Extracted records start

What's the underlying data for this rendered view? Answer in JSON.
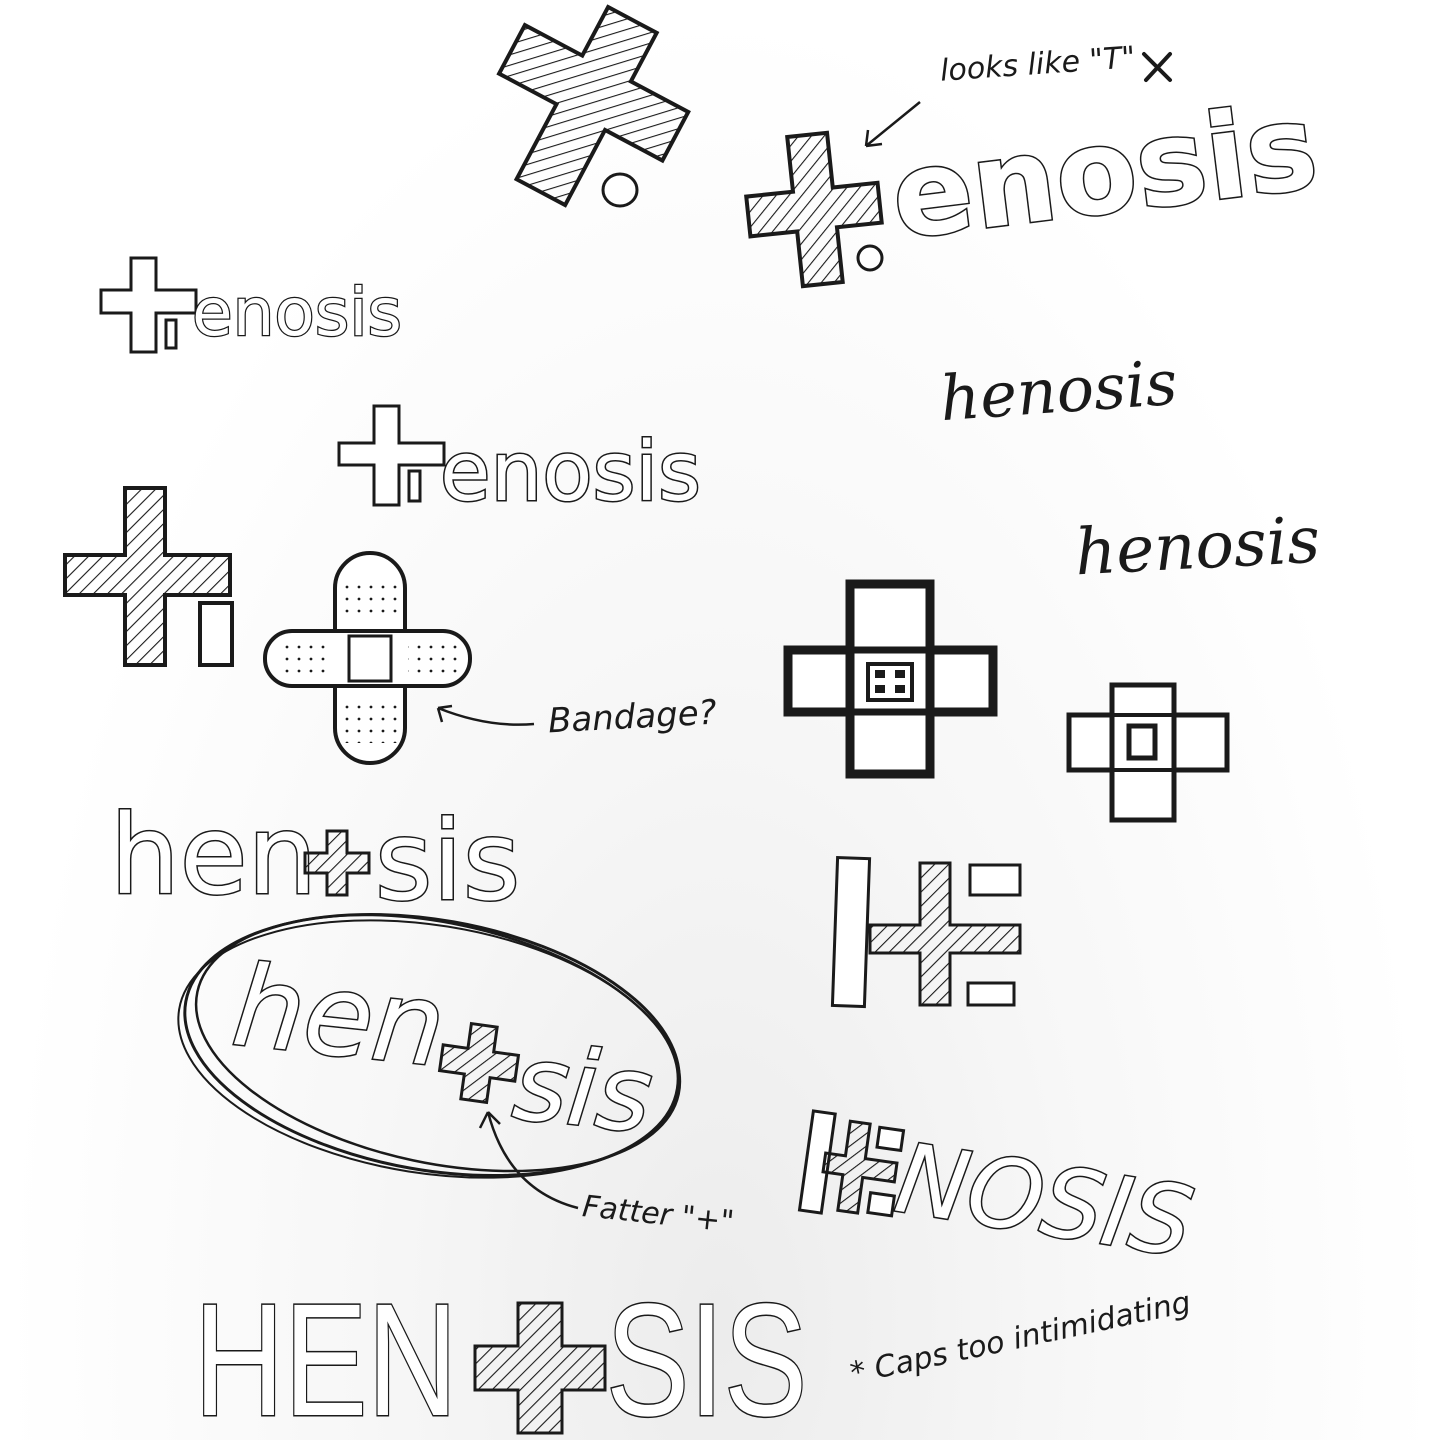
{
  "palette": {
    "ink": "#1a1a1a",
    "paper": "#ffffff",
    "hatch": "#1a1a1a"
  },
  "notes": {
    "looks_like": "looks like \"T\"",
    "bandage": "Bandage?",
    "fatter": "Fatter \"+\"",
    "caps": "* Caps too intimidating"
  },
  "words": {
    "enosis_large": "enosis",
    "enosis_small": "enosis",
    "enosis_mid": "enosis",
    "henosis_script_1": "henosis",
    "henosis_script_2": "henosis",
    "hen_1": "hen",
    "sis_1": "sis",
    "hen_2": "hen",
    "sis_2": "sis",
    "nosis_caps": "NOSIS",
    "hen_caps": "HEN",
    "sis_caps": "SIS"
  },
  "icons": {
    "big_cross": "hatched-cross-icon",
    "bandage": "bandage-cross-icon",
    "h_plus": "h-plus-monogram-icon",
    "box_cross": "box-cross-icon"
  }
}
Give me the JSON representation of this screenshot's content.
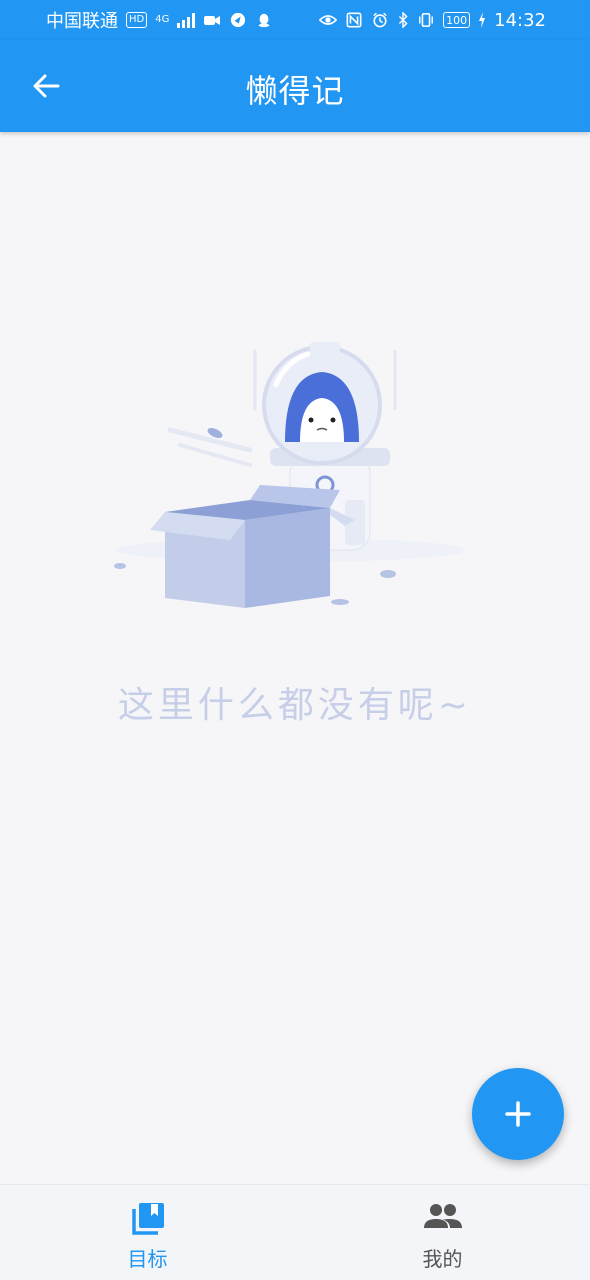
{
  "status_bar": {
    "carrier": "中国联通",
    "hd_badge": "HD",
    "network": "4G",
    "battery": "100",
    "time": "14:32"
  },
  "app_bar": {
    "title": "懒得记",
    "back_icon": "arrow-left-icon"
  },
  "empty_state": {
    "message": "这里什么都没有呢~",
    "illustration": "astronaut-shark-with-box"
  },
  "fab": {
    "icon": "plus-icon"
  },
  "bottom_nav": {
    "items": [
      {
        "label": "目标",
        "icon": "bookmark-book-icon",
        "active": true
      },
      {
        "label": "我的",
        "icon": "people-icon",
        "active": false
      }
    ]
  },
  "colors": {
    "primary": "#2196f3",
    "background": "#f6f6f8",
    "empty_text": "#c7cee8",
    "inactive_nav": "#555555"
  }
}
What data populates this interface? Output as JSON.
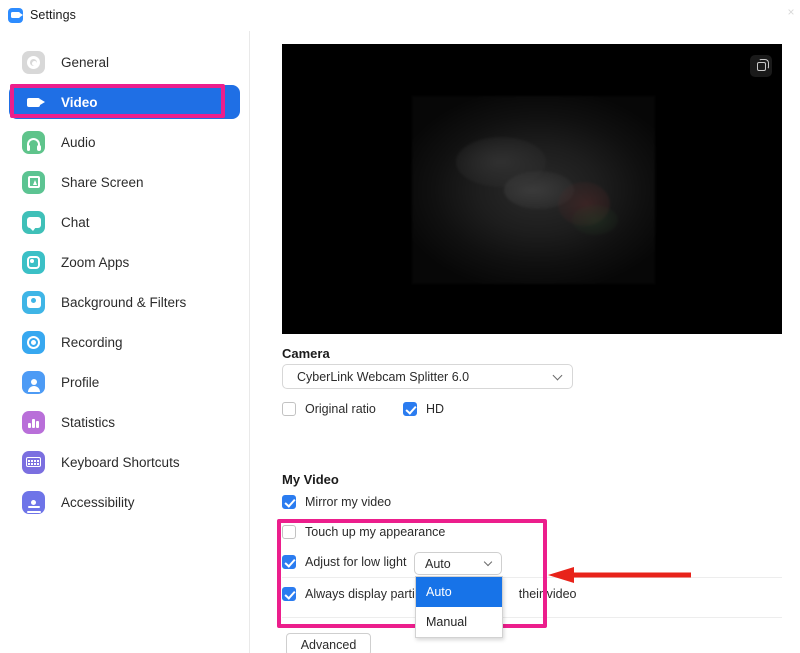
{
  "window": {
    "title": "Settings",
    "logo_icon": "zoom-camera-icon",
    "close_label": "×"
  },
  "sidebar": {
    "items": [
      {
        "label": "General",
        "icon": "gear-icon",
        "color": "#D8D8D8",
        "active": false
      },
      {
        "label": "Video",
        "icon": "video-camera-icon",
        "color": "#1F6FE5",
        "active": true
      },
      {
        "label": "Audio",
        "icon": "headphones-icon",
        "color": "#5FC48B",
        "active": false
      },
      {
        "label": "Share Screen",
        "icon": "share-screen-icon",
        "color": "#5CC492",
        "active": false
      },
      {
        "label": "Chat",
        "icon": "chat-bubble-icon",
        "color": "#3FC0B8",
        "active": false
      },
      {
        "label": "Zoom Apps",
        "icon": "zoom-apps-icon",
        "color": "#3BC0C6",
        "active": false
      },
      {
        "label": "Background & Filters",
        "icon": "background-filters-icon",
        "color": "#3FB5E6",
        "active": false
      },
      {
        "label": "Recording",
        "icon": "recording-icon",
        "color": "#37A8F0",
        "active": false
      },
      {
        "label": "Profile",
        "icon": "profile-person-icon",
        "color": "#4D9BF5",
        "active": false
      },
      {
        "label": "Statistics",
        "icon": "statistics-bars-icon",
        "color": "#B96FD9",
        "active": false
      },
      {
        "label": "Keyboard Shortcuts",
        "icon": "keyboard-icon",
        "color": "#7B6FE0",
        "active": false
      },
      {
        "label": "Accessibility",
        "icon": "accessibility-icon",
        "color": "#6E74E8",
        "active": false
      }
    ]
  },
  "video_preview": {
    "rotate_icon": "rotate-camera-icon"
  },
  "camera": {
    "section_title": "Camera",
    "selected_device": "CyberLink Webcam Splitter 6.0",
    "dropdown_icon": "chevron-down-icon",
    "original_ratio": {
      "label": "Original ratio",
      "checked": false
    },
    "hd": {
      "label": "HD",
      "checked": true
    }
  },
  "my_video": {
    "section_title": "My Video",
    "mirror": {
      "label": "Mirror my video",
      "checked": true
    },
    "touch_up": {
      "label": "Touch up my appearance",
      "checked": false
    },
    "low_light": {
      "label": "Adjust for low light",
      "checked": true,
      "selected_value": "Auto",
      "dropdown_icon": "chevron-down-icon",
      "options": [
        "Auto",
        "Manual"
      ],
      "open": true
    },
    "always_display_name": {
      "label": "Always display participant's name on their video",
      "label_left": "Always display partici",
      "label_right": "their video",
      "checked": true
    }
  },
  "footer": {
    "advanced_label": "Advanced"
  },
  "annotations": {
    "highlight_color": "#EC1E8C",
    "arrow_color": "#E8231A",
    "boxes": [
      "video-sidebar-item",
      "low-light-settings"
    ],
    "arrow": "left-pointing-arrow"
  }
}
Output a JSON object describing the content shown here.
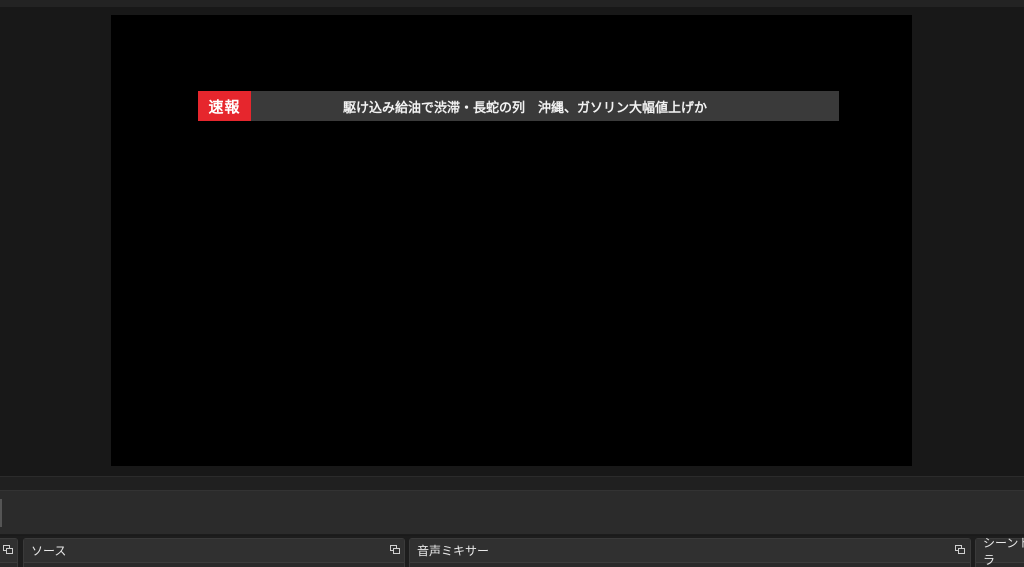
{
  "preview": {
    "ticker": {
      "badge": "速報",
      "headline": "駆け込み給油で渋滞・長蛇の列　沖縄、ガソリン大幅値上げか"
    }
  },
  "docks": {
    "sources": {
      "title": "ソース"
    },
    "mixer": {
      "title": "音声ミキサー"
    },
    "transitions": {
      "title": "シーントラ"
    }
  },
  "colors": {
    "badge": "#e6262d",
    "ticker_bg": "#3a3a3a",
    "canvas": "#000000",
    "app_bg": "#1a1a1a"
  }
}
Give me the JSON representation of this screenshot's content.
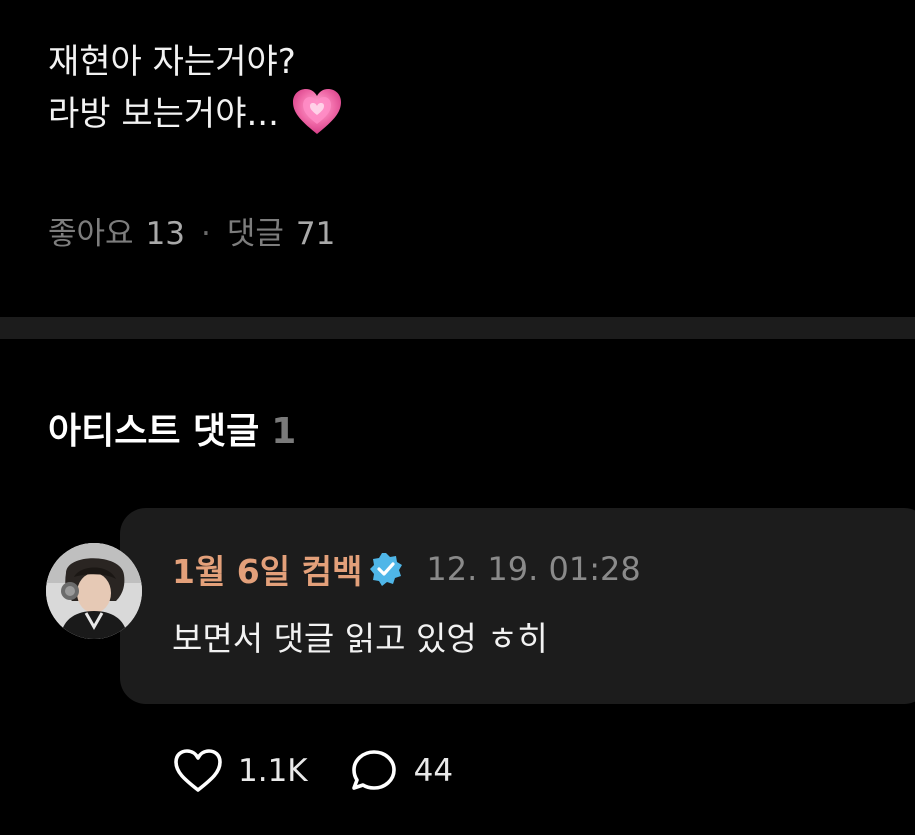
{
  "post": {
    "lines": [
      "재현아 자는거야?",
      "라방 보는거야..."
    ],
    "emoji": "growing-heart-emoji",
    "likes_label": "좋아요",
    "likes_count": "13",
    "separator": "·",
    "comments_label": "댓글",
    "comments_count": "71"
  },
  "artist_section": {
    "title": "아티스트 댓글",
    "count": "1"
  },
  "comment": {
    "author": "1월 6일 컴백",
    "verified_icon": "verified-badge-icon",
    "timestamp": "12. 19. 01:28",
    "text": "보면서 댓글 읽고 있엉 ㅎ히",
    "likes": "1.1K",
    "replies": "44"
  },
  "colors": {
    "background": "#000000",
    "bubble": "#1c1c1c",
    "author_accent": "#e3a07a",
    "verified_badge": "#4fb6e8",
    "muted_text": "#7d7d7d"
  }
}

Extracted records end

Task prompt: Leave out the pictures and repeat everything else in the records exactly.

Worked answer:
What's the underlying data for this rendered view? Answer in JSON.
{
  "palette": {
    "ink": "#1a1a1a",
    "paper": "#ffffff",
    "hatch": "#1a1a1a"
  },
  "notes": {
    "looks_like": "looks like \"T\"",
    "bandage": "Bandage?",
    "fatter": "Fatter \"+\"",
    "caps": "* Caps too intimidating"
  },
  "words": {
    "enosis_large": "enosis",
    "enosis_small": "enosis",
    "enosis_mid": "enosis",
    "henosis_script_1": "henosis",
    "henosis_script_2": "henosis",
    "hen_1": "hen",
    "sis_1": "sis",
    "hen_2": "hen",
    "sis_2": "sis",
    "nosis_caps": "NOSIS",
    "hen_caps": "HEN",
    "sis_caps": "SIS"
  },
  "icons": {
    "big_cross": "hatched-cross-icon",
    "bandage": "bandage-cross-icon",
    "h_plus": "h-plus-monogram-icon",
    "box_cross": "box-cross-icon"
  }
}
Give me the JSON representation of this screenshot's content.
{
  "status_bar": {
    "carrier": "中国联通",
    "hd_badge": "HD",
    "network": "4G",
    "battery": "100",
    "time": "14:32"
  },
  "app_bar": {
    "title": "懒得记",
    "back_icon": "arrow-left-icon"
  },
  "empty_state": {
    "message": "这里什么都没有呢~",
    "illustration": "astronaut-shark-with-box"
  },
  "fab": {
    "icon": "plus-icon"
  },
  "bottom_nav": {
    "items": [
      {
        "label": "目标",
        "icon": "bookmark-book-icon",
        "active": true
      },
      {
        "label": "我的",
        "icon": "people-icon",
        "active": false
      }
    ]
  },
  "colors": {
    "primary": "#2196f3",
    "background": "#f6f6f8",
    "empty_text": "#c7cee8",
    "inactive_nav": "#555555"
  }
}
What data populates this interface? Output as JSON.
{
  "window": {
    "title": "Settings",
    "logo_icon": "zoom-camera-icon",
    "close_label": "×"
  },
  "sidebar": {
    "items": [
      {
        "label": "General",
        "icon": "gear-icon",
        "color": "#D8D8D8",
        "active": false
      },
      {
        "label": "Video",
        "icon": "video-camera-icon",
        "color": "#1F6FE5",
        "active": true
      },
      {
        "label": "Audio",
        "icon": "headphones-icon",
        "color": "#5FC48B",
        "active": false
      },
      {
        "label": "Share Screen",
        "icon": "share-screen-icon",
        "color": "#5CC492",
        "active": false
      },
      {
        "label": "Chat",
        "icon": "chat-bubble-icon",
        "color": "#3FC0B8",
        "active": false
      },
      {
        "label": "Zoom Apps",
        "icon": "zoom-apps-icon",
        "color": "#3BC0C6",
        "active": false
      },
      {
        "label": "Background & Filters",
        "icon": "background-filters-icon",
        "color": "#3FB5E6",
        "active": false
      },
      {
        "label": "Recording",
        "icon": "recording-icon",
        "color": "#37A8F0",
        "active": false
      },
      {
        "label": "Profile",
        "icon": "profile-person-icon",
        "color": "#4D9BF5",
        "active": false
      },
      {
        "label": "Statistics",
        "icon": "statistics-bars-icon",
        "color": "#B96FD9",
        "active": false
      },
      {
        "label": "Keyboard Shortcuts",
        "icon": "keyboard-icon",
        "color": "#7B6FE0",
        "active": false
      },
      {
        "label": "Accessibility",
        "icon": "accessibility-icon",
        "color": "#6E74E8",
        "active": false
      }
    ]
  },
  "video_preview": {
    "rotate_icon": "rotate-camera-icon"
  },
  "camera": {
    "section_title": "Camera",
    "selected_device": "CyberLink Webcam Splitter 6.0",
    "dropdown_icon": "chevron-down-icon",
    "original_ratio": {
      "label": "Original ratio",
      "checked": false
    },
    "hd": {
      "label": "HD",
      "checked": true
    }
  },
  "my_video": {
    "section_title": "My Video",
    "mirror": {
      "label": "Mirror my video",
      "checked": true
    },
    "touch_up": {
      "label": "Touch up my appearance",
      "checked": false
    },
    "low_light": {
      "label": "Adjust for low light",
      "checked": true,
      "selected_value": "Auto",
      "dropdown_icon": "chevron-down-icon",
      "options": [
        "Auto",
        "Manual"
      ],
      "open": true
    },
    "always_display_name": {
      "label": "Always display participant's name on their video",
      "label_left": "Always display partici",
      "label_right": "their video",
      "checked": true
    }
  },
  "footer": {
    "advanced_label": "Advanced"
  },
  "annotations": {
    "highlight_color": "#EC1E8C",
    "arrow_color": "#E8231A",
    "boxes": [
      "video-sidebar-item",
      "low-light-settings"
    ],
    "arrow": "left-pointing-arrow"
  }
}
Output a JSON object describing the content shown here.
{
  "preview": {
    "ticker": {
      "badge": "速報",
      "headline": "駆け込み給油で渋滞・長蛇の列　沖縄、ガソリン大幅値上げか"
    }
  },
  "docks": {
    "sources": {
      "title": "ソース"
    },
    "mixer": {
      "title": "音声ミキサー"
    },
    "transitions": {
      "title": "シーントラ"
    }
  },
  "colors": {
    "badge": "#e6262d",
    "ticker_bg": "#3a3a3a",
    "canvas": "#000000",
    "app_bg": "#1a1a1a"
  }
}
Give me the JSON representation of this screenshot's content.
{
  "post": {
    "lines": [
      "재현아 자는거야?",
      "라방 보는거야..."
    ],
    "emoji": "growing-heart-emoji",
    "likes_label": "좋아요",
    "likes_count": "13",
    "separator": "·",
    "comments_label": "댓글",
    "comments_count": "71"
  },
  "artist_section": {
    "title": "아티스트 댓글",
    "count": "1"
  },
  "comment": {
    "author": "1월 6일 컴백",
    "verified_icon": "verified-badge-icon",
    "timestamp": "12. 19. 01:28",
    "text": "보면서 댓글 읽고 있엉 ㅎ히",
    "likes": "1.1K",
    "replies": "44"
  },
  "colors": {
    "background": "#000000",
    "bubble": "#1c1c1c",
    "author_accent": "#e3a07a",
    "verified_badge": "#4fb6e8",
    "muted_text": "#7d7d7d"
  }
}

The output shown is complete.